** REQUIRED TASK **
Pick out each line in these entries that contains the string "Experimental".

[Dataset excerpt]

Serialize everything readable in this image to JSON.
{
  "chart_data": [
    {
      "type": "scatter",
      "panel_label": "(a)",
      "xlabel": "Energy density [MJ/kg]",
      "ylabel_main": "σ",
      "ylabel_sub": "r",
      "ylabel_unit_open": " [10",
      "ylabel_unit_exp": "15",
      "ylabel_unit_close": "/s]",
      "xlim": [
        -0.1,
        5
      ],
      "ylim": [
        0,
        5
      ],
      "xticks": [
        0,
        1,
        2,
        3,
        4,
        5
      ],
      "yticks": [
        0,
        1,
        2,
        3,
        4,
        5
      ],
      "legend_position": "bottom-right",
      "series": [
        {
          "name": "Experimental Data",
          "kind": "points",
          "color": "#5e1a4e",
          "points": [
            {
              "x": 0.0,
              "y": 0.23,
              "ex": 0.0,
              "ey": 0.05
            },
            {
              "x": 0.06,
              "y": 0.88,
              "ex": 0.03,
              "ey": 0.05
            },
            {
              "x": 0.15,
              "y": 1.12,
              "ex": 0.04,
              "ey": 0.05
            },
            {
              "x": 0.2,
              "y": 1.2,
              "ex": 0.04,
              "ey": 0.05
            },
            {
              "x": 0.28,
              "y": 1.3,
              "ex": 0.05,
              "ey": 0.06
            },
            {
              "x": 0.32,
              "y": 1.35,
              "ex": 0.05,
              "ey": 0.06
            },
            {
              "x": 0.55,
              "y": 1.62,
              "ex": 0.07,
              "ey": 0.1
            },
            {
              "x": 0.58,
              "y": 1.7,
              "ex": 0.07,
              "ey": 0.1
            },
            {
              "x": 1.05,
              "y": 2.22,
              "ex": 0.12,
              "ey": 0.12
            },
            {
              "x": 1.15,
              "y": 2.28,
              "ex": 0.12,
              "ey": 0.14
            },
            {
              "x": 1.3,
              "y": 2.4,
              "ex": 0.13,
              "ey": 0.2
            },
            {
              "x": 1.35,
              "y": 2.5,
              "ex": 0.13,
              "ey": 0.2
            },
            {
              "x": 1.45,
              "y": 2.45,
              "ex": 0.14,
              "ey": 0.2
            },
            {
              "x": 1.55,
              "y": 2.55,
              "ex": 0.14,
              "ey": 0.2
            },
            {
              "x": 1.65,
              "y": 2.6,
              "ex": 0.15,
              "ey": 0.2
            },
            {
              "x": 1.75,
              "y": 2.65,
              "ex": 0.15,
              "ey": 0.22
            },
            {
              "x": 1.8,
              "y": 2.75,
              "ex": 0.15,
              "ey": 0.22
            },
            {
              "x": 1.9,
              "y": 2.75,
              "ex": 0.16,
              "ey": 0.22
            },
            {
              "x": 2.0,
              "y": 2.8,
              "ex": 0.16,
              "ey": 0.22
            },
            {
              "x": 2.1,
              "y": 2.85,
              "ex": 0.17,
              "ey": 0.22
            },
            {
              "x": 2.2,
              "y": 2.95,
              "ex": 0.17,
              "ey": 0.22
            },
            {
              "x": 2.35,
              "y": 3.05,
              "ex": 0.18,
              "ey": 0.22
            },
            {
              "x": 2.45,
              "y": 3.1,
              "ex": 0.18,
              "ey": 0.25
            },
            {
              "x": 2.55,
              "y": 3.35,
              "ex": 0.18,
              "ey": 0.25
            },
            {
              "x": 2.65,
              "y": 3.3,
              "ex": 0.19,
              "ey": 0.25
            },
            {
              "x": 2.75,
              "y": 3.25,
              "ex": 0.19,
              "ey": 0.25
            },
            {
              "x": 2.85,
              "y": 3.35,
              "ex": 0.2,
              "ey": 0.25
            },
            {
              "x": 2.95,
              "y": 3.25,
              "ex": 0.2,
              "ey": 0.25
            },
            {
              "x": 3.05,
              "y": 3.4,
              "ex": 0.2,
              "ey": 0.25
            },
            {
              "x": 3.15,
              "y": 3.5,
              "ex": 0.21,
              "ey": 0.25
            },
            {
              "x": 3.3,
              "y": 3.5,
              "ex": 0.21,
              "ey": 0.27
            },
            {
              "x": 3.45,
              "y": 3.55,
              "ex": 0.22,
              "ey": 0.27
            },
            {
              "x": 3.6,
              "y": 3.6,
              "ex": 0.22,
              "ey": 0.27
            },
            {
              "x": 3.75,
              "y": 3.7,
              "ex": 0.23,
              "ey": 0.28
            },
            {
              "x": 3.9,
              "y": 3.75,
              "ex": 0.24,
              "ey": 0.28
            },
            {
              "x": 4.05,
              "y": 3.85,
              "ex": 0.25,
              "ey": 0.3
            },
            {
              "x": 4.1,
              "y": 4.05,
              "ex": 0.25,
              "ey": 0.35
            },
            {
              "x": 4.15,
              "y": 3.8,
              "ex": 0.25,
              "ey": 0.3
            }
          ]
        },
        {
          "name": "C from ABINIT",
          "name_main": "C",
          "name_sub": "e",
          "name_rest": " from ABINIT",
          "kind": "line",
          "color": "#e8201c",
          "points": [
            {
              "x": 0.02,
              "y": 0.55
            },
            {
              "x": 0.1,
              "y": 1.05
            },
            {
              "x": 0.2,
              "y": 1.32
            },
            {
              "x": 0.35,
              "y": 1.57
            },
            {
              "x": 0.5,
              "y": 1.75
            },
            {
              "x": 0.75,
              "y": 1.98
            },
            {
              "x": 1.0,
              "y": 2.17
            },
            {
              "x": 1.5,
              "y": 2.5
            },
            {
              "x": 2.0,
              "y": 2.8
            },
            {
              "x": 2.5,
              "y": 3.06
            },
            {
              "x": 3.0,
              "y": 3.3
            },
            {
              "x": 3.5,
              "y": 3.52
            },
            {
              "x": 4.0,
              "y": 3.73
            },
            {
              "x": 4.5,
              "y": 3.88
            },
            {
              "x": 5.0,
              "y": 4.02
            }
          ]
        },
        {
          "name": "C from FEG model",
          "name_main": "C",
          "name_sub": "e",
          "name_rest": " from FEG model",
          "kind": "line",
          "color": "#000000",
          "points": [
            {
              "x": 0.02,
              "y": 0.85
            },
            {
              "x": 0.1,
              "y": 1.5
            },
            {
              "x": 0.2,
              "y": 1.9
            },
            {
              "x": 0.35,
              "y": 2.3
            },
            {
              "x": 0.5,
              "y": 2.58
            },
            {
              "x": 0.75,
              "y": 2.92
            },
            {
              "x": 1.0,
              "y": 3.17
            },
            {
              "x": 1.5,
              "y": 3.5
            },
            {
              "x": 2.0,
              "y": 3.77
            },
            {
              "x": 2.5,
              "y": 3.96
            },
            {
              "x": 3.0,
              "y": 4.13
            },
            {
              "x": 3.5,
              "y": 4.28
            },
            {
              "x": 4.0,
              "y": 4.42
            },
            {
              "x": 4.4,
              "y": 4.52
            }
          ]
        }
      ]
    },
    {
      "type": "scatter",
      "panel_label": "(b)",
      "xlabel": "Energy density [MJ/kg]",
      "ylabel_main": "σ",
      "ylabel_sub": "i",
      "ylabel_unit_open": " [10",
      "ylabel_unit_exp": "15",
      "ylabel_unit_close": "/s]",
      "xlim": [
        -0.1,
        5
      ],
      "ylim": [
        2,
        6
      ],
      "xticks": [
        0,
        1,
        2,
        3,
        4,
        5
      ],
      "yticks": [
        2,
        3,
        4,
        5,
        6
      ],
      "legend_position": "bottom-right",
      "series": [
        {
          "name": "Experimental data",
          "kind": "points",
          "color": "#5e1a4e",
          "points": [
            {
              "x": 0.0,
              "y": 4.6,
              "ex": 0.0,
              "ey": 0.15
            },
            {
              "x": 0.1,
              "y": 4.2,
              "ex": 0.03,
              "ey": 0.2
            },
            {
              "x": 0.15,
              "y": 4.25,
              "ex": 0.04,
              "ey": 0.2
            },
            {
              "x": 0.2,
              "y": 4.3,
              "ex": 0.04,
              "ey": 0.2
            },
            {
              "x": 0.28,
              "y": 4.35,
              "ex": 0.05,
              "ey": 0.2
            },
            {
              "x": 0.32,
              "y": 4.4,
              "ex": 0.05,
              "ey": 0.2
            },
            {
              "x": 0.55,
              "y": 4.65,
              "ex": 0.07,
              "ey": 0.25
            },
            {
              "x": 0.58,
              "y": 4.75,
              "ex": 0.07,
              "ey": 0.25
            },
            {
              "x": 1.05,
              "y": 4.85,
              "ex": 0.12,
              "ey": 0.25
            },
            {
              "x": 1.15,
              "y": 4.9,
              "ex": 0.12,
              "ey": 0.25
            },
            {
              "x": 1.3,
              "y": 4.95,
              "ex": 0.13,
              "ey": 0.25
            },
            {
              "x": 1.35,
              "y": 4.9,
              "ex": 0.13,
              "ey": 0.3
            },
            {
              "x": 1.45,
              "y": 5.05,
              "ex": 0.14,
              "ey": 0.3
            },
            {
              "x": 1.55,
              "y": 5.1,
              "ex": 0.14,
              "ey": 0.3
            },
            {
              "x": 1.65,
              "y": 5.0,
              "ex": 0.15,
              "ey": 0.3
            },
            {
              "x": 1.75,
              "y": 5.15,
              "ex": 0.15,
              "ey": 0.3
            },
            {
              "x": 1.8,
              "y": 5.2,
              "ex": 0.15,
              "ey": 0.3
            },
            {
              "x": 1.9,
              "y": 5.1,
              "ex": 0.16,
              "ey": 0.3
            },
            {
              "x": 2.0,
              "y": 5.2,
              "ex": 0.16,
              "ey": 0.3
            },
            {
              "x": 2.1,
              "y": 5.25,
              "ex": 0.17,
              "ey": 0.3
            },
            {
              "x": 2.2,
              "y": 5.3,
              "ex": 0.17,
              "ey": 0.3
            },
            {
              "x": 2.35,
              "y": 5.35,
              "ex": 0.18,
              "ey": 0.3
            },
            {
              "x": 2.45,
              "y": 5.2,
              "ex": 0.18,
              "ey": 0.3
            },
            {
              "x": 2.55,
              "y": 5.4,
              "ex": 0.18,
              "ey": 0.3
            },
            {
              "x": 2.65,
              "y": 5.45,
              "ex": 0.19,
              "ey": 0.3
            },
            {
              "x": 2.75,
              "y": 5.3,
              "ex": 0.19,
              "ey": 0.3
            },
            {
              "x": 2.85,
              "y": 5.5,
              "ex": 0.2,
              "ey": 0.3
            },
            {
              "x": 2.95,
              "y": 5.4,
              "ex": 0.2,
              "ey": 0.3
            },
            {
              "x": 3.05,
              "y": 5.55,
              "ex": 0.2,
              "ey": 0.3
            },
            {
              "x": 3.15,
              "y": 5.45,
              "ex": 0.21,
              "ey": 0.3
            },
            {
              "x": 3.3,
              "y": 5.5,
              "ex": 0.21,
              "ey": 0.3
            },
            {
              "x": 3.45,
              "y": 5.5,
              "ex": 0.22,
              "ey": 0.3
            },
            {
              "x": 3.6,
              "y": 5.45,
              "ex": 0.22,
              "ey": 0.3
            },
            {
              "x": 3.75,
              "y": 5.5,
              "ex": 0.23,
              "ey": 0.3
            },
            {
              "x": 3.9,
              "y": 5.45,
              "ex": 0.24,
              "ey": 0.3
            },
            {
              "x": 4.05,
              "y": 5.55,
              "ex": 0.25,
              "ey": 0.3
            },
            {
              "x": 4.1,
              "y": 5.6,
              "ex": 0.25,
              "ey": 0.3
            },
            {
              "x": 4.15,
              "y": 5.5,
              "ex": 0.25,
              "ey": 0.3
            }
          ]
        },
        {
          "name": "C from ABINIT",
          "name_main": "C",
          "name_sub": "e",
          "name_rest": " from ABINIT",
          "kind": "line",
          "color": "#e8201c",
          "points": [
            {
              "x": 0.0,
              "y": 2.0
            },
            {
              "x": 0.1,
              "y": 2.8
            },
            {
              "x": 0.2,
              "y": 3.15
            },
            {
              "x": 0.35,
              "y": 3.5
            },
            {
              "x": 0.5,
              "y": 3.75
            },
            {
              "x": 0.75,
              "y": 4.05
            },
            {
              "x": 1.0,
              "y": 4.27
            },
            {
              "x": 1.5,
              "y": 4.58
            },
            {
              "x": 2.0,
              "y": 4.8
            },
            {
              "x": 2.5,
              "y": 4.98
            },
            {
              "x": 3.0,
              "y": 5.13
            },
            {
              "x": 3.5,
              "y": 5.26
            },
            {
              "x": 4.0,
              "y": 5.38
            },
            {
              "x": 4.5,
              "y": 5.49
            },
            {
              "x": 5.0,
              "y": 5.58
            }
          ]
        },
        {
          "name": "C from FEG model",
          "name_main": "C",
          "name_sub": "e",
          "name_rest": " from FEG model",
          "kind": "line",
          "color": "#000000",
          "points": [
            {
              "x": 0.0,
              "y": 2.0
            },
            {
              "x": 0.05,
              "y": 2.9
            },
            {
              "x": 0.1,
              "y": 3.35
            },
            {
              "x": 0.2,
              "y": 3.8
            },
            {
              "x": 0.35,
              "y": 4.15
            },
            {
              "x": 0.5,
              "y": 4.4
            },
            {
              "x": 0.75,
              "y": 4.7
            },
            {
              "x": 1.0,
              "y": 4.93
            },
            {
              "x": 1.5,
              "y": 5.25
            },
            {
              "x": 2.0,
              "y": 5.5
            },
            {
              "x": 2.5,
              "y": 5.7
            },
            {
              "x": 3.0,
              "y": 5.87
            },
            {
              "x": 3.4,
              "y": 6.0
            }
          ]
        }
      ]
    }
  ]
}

** SOLUTION **
          "name": "Experimental Data",
          "name": "Experimental data",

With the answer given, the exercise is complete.